**Exercise:** Each line below should be quoted exactly, please.

**Provided records:**
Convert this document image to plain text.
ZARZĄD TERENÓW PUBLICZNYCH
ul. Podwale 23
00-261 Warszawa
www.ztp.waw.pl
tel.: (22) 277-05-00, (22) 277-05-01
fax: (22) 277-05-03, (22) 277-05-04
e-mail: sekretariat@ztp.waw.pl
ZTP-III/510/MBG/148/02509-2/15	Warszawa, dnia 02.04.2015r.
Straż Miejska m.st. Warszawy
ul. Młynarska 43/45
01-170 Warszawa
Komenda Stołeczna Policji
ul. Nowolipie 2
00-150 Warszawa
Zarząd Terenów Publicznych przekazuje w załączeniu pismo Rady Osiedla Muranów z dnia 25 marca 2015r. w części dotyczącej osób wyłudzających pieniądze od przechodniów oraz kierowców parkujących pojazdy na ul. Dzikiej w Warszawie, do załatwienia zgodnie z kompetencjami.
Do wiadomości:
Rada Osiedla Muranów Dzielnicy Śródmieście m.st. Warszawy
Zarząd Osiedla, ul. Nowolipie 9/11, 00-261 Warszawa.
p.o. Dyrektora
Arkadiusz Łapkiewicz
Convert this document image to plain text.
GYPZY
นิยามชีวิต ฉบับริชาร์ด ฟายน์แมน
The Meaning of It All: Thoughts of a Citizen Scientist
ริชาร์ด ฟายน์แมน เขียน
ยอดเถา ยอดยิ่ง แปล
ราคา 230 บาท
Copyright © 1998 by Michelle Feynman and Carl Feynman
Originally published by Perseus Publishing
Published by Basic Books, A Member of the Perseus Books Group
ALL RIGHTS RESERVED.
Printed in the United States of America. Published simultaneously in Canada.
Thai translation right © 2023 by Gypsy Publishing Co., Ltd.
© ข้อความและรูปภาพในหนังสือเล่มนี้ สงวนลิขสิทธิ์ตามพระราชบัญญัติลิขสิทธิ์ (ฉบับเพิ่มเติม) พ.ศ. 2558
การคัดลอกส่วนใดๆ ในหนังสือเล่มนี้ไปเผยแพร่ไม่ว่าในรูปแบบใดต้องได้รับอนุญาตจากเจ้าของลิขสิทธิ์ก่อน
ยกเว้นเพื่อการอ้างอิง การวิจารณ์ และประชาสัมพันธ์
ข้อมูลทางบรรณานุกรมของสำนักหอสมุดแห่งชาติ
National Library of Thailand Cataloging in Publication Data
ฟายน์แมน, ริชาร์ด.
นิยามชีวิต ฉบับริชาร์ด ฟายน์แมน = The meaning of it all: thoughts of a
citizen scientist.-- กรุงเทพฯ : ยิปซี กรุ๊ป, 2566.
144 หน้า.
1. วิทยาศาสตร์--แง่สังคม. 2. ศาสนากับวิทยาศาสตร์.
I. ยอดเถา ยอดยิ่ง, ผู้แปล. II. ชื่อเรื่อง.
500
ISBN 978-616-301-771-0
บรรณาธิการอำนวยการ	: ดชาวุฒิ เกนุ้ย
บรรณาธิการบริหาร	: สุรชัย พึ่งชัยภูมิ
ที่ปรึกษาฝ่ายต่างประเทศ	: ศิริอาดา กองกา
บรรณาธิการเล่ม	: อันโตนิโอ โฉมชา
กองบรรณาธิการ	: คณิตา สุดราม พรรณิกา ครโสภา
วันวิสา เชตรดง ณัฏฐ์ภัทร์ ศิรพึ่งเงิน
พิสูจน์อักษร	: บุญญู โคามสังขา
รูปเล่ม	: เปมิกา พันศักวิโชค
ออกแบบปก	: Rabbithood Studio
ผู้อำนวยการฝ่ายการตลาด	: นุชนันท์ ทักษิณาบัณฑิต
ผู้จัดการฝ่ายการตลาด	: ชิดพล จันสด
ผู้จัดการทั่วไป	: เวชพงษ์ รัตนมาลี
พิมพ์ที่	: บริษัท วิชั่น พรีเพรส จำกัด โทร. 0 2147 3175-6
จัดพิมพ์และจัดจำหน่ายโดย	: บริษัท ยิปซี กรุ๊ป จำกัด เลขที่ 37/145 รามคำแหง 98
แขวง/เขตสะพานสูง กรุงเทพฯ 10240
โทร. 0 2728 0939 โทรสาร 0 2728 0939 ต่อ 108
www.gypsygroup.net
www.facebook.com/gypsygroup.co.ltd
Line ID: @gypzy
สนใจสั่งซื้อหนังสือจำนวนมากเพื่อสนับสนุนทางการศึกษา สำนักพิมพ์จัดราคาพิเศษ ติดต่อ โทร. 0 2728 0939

**Response below:**
Convert this document image to plain text.
ZARZĄD TERENÓW PUBLICZNYCH
ul. Podwale 23
00-261 Warszawa
www.ztp.waw.pl
tel.: (22) 277-05-00, (22) 277-05-01
fax: (22) 277-05-03, (22) 277-05-04
e-mail: sekretariat@ztp.waw.pl
ZTP-III/510/MBG/148/02509-2/15	Warszawa, dnia 02.04.2015r.
Straż Miejska m.st. Warszawy
ul. Młynarska 43/45
01-170 Warszawa
Komenda Stołeczna Policji
ul. Nowolipie 2
00-150 Warszawa
Zarząd Terenów Publicznych przekazuje w załączeniu pismo Rady Osiedla Muranów z dnia 25 marca 2015r. w części dotyczącej osób wyłudzających pieniądze od przechodniów oraz kierowców parkujących pojazdy na ul. Dzikiej w Warszawie, do załatwienia zgodnie z kompetencjami.
Do wiadomości:
Rada Osiedla Muranów Dzielnicy Śródmieście m.st. Warszawy
Zarząd Osiedla, ul. Nowolipie 9/11, 00-261 Warszawa.
p.o. Dyrektora
Arkadiusz Łapkiewicz
Convert this document image to plain text.
GYPZY
นิยามชีวิต ฉบับริชาร์ด ฟายน์แมน
The Meaning of It All: Thoughts of a Citizen Scientist
ริชาร์ด ฟายน์แมน เขียน
ยอดเถา ยอดยิ่ง แปล
ราคา 230 บาท
Copyright © 1998 by Michelle Feynman and Carl Feynman
Originally published by Perseus Publishing
Published by Basic Books, A Member of the Perseus Books Group
ALL RIGHTS RESERVED.
Printed in the United States of America. Published simultaneously in Canada.
Thai translation right © 2023 by Gypsy Publishing Co., Ltd.
© ข้อความและรูปภาพในหนังสือเล่มนี้ สงวนลิขสิทธิ์ตามพระราชบัญญัติลิขสิทธิ์ (ฉบับเพิ่มเติม) พ.ศ. 2558
การคัดลอกส่วนใดๆ ในหนังสือเล่มนี้ไปเผยแพร่ไม่ว่าในรูปแบบใดต้องได้รับอนุญาตจากเจ้าของลิขสิทธิ์ก่อน
ยกเว้นเพื่อการอ้างอิง การวิจารณ์ และประชาสัมพันธ์
ข้อมูลทางบรรณานุกรมของสำนักหอสมุดแห่งชาติ
National Library of Thailand Cataloging in Publication Data
ฟายน์แมน, ริชาร์ด.
นิยามชีวิต ฉบับริชาร์ด ฟายน์แมน = The meaning of it all: thoughts of a
citizen scientist.-- กรุงเทพฯ : ยิปซี กรุ๊ป, 2566.
144 หน้า.
1. วิทยาศาสตร์--แง่สังคม. 2. ศาสนากับวิทยาศาสตร์.
I. ยอดเถา ยอดยิ่ง, ผู้แปล. II. ชื่อเรื่อง.
500
ISBN 978-616-301-771-0
บรรณาธิการอำนวยการ	: ดชาวุฒิ เกนุ้ย
บรรณาธิการบริหาร	: สุรชัย พึ่งชัยภูมิ
ที่ปรึกษาฝ่ายต่างประเทศ	: ศิริอาดา กองกา
บรรณาธิการเล่ม	: อันโตนิโอ โฉมชา
กองบรรณาธิการ	: คณิตา สุดราม พรรณิกา ครโสภา
วันวิสา เชตรดง ณัฏฐ์ภัทร์ ศิรพึ่งเงิน
พิสูจน์อักษร	: บุญญู โคามสังขา
รูปเล่ม	: เปมิกา พันศักวิโชค
ออกแบบปก	: Rabbithood Studio
ผู้อำนวยการฝ่ายการตลาด	: นุชนันท์ ทักษิณาบัณฑิต
ผู้จัดการฝ่ายการตลาด	: ชิดพล จันสด
ผู้จัดการทั่วไป	: เวชพงษ์ รัตนมาลี
พิมพ์ที่	: บริษัท วิชั่น พรีเพรส จำกัด โทร. 0 2147 3175-6
จัดพิมพ์และจัดจำหน่ายโดย	: บริษัท ยิปซี กรุ๊ป จำกัด เลขที่ 37/145 รามคำแหง 98
แขวง/เขตสะพานสูง กรุงเทพฯ 10240
โทร. 0 2728 0939 โทรสาร 0 2728 0939 ต่อ 108
www.gypsygroup.net
www.facebook.com/gypsygroup.co.ltd
Line ID: @gypzy
สนใจสั่งซื้อหนังสือจำนวนมากเพื่อสนับสนุนทางการศึกษา สำนักพิมพ์จัดราคาพิเศษ ติดต่อ โทร. 0 2728 0939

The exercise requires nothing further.